Challenge: Exactly as they appear, output all of the records. Skip any images.

___ Material for this exercise

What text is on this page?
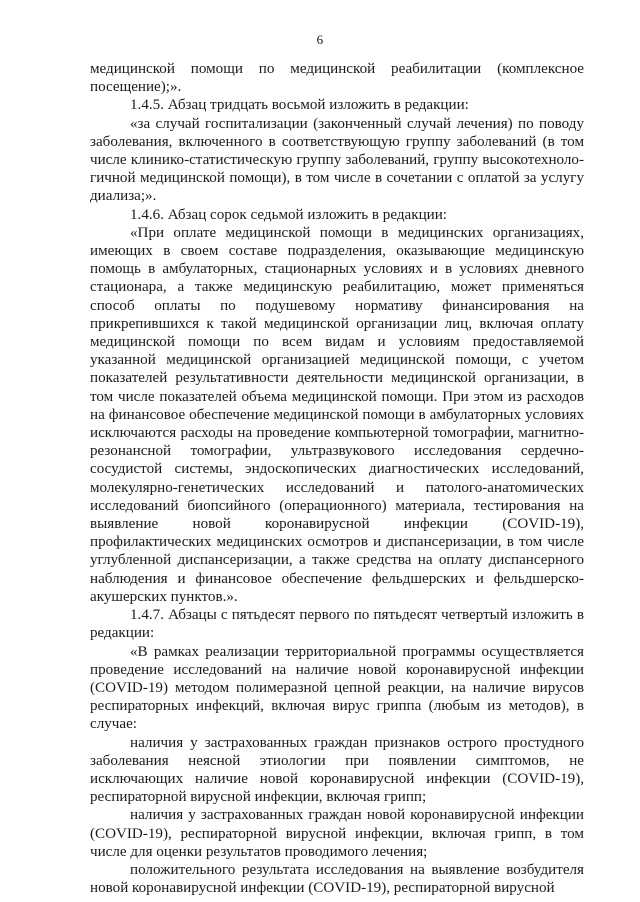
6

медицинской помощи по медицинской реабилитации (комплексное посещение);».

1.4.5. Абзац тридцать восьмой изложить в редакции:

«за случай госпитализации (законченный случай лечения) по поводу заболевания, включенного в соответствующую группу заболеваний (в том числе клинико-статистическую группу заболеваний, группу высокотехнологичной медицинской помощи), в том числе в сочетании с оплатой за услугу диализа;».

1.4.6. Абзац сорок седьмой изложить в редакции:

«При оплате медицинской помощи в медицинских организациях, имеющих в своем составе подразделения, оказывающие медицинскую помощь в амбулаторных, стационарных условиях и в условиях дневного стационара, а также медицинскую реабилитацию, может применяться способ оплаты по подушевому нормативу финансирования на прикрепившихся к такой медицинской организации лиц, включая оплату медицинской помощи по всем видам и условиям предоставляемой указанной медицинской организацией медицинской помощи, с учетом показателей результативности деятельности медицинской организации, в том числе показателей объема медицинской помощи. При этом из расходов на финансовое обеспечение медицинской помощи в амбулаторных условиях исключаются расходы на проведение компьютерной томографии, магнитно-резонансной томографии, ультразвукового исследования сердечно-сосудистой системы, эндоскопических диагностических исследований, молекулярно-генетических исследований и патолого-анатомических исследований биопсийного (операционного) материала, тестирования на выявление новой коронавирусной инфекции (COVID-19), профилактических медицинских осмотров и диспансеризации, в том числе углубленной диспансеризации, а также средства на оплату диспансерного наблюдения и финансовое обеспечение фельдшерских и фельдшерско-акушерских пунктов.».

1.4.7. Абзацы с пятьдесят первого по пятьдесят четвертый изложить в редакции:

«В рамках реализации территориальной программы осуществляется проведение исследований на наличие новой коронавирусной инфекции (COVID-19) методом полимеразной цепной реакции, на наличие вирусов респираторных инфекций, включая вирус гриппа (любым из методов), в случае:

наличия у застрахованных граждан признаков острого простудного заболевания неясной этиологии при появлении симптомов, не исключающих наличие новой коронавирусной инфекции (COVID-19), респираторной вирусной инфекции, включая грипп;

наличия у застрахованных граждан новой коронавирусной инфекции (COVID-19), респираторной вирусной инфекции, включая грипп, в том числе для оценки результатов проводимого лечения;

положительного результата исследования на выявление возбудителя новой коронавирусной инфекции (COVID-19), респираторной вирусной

______

Full response:
What text is on this page?
6

медицинской помощи по медицинской реабилитации (комплексное посещение);».

1.4.5. Абзац тридцать восьмой изложить в редакции:

«за случай госпитализации (законченный случай лечения) по поводу заболевания, включенного в соответствующую группу заболеваний (в том числе клинико-статистическую группу заболеваний, группу высокотехнологичной медицинской помощи), в том числе в сочетании с оплатой за услугу диализа;».

1.4.6. Абзац сорок седьмой изложить в редакции:

«При оплате медицинской помощи в медицинских организациях, имеющих в своем составе подразделения, оказывающие медицинскую помощь в амбулаторных, стационарных условиях и в условиях дневного стационара, а также медицинскую реабилитацию, может применяться способ оплаты по подушевому нормативу финансирования на прикрепившихся к такой медицинской организации лиц, включая оплату медицинской помощи по всем видам и условиям предоставляемой указанной медицинской организацией медицинской помощи, с учетом показателей результативности деятельности медицинской организации, в том числе показателей объема медицинской помощи. При этом из расходов на финансовое обеспечение медицинской помощи в амбулаторных условиях исключаются расходы на проведение компьютерной томографии, магнитно-резонансной томографии, ультразвукового исследования сердечно-сосудистой системы, эндоскопических диагностических исследований, молекулярно-генетических исследований и патолого-анатомических исследований биопсийного (операционного) материала, тестирования на выявление новой коронавирусной инфекции (COVID-19), профилактических медицинских осмотров и диспансеризации, в том числе углубленной диспансеризации, а также средства на оплату диспансерного наблюдения и финансовое обеспечение фельдшерских и фельдшерско-акушерских пунктов.».

1.4.7. Абзацы с пятьдесят первого по пятьдесят четвертый изложить в редакции:

«В рамках реализации территориальной программы осуществляется проведение исследований на наличие новой коронавирусной инфекции (COVID-19) методом полимеразной цепной реакции, на наличие вирусов респираторных инфекций, включая вирус гриппа (любым из методов), в случае:

наличия у застрахованных граждан признаков острого простудного заболевания неясной этиологии при появлении симптомов, не исключающих наличие новой коронавирусной инфекции (COVID-19), респираторной вирусной инфекции, включая грипп;

наличия у застрахованных граждан новой коронавирусной инфекции (COVID-19), респираторной вирусной инфекции, включая грипп, в том числе для оценки результатов проводимого лечения;

положительного результата исследования на выявление возбудителя новой коронавирусной инфекции (COVID-19), респираторной вирусной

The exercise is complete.